# What is being asked:
Find every line with "tidak" in it, then report how many there are and nothing more.

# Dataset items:
────

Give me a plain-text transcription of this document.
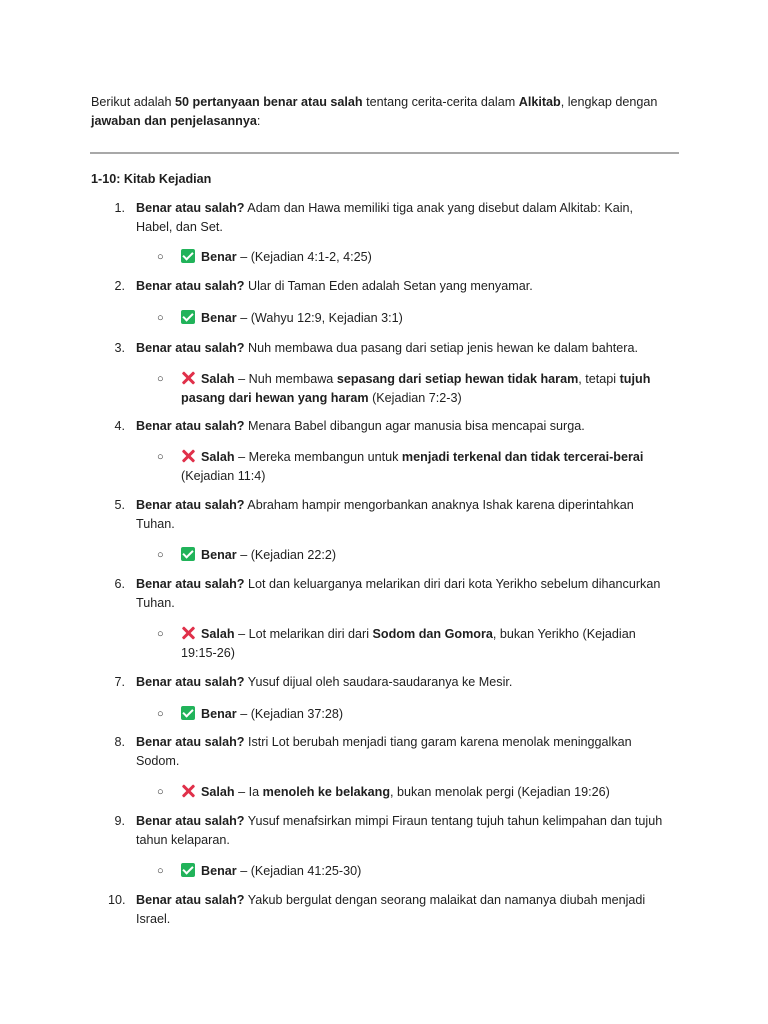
Berikut adalah 50 pertanyaan benar atau salah tentang cerita-cerita dalam Alkitab, lengkap dengan jawaban dan penjelasannya:
1-10: Kitab Kejadian
1. Benar atau salah? Adam dan Hawa memiliki tiga anak yang disebut dalam Alkitab: Kain, Habel, dan Set.
○	Benar – (Kejadian 4:1-2, 4:25)
2. Benar atau salah? Ular di Taman Eden adalah Setan yang menyamar.
○	Benar – (Wahyu 12:9, Kejadian 3:1)
3. Benar atau salah? Nuh membawa dua pasang dari setiap jenis hewan ke dalam bahtera.
○	Salah – Nuh membawa sepasang dari setiap hewan tidak haram, tetapi tujuh pasang dari hewan yang haram (Kejadian 7:2-3)
4. Benar atau salah? Menara Babel dibangun agar manusia bisa mencapai surga.
○	Salah – Mereka membangun untuk menjadi terkenal dan tidak tercerai-berai (Kejadian 11:4)
5. Benar atau salah? Abraham hampir mengorbankan anaknya Ishak karena diperintahkan Tuhan.
○	Benar – (Kejadian 22:2)
6. Benar atau salah? Lot dan keluarganya melarikan diri dari kota Yerikho sebelum dihancurkan Tuhan.
○	Salah – Lot melarikan diri dari Sodom dan Gomora, bukan Yerikho (Kejadian 19:15-26)
7. Benar atau salah? Yusuf dijual oleh saudara-saudaranya ke Mesir.
○	Benar – (Kejadian 37:28)
8. Benar atau salah? Istri Lot berubah menjadi tiang garam karena menolak meninggalkan Sodom.
○	Salah – Ia menoleh ke belakang, bukan menolak pergi (Kejadian 19:26)
9. Benar atau salah? Yusuf menafsirkan mimpi Firaun tentang tujuh tahun kelimpahan dan tujuh tahun kelaparan.
○	Benar – (Kejadian 41:25-30)
10. Benar atau salah? Yakub bergulat dengan seorang malaikat dan namanya diubah menjadi Israel.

────

# In response:
2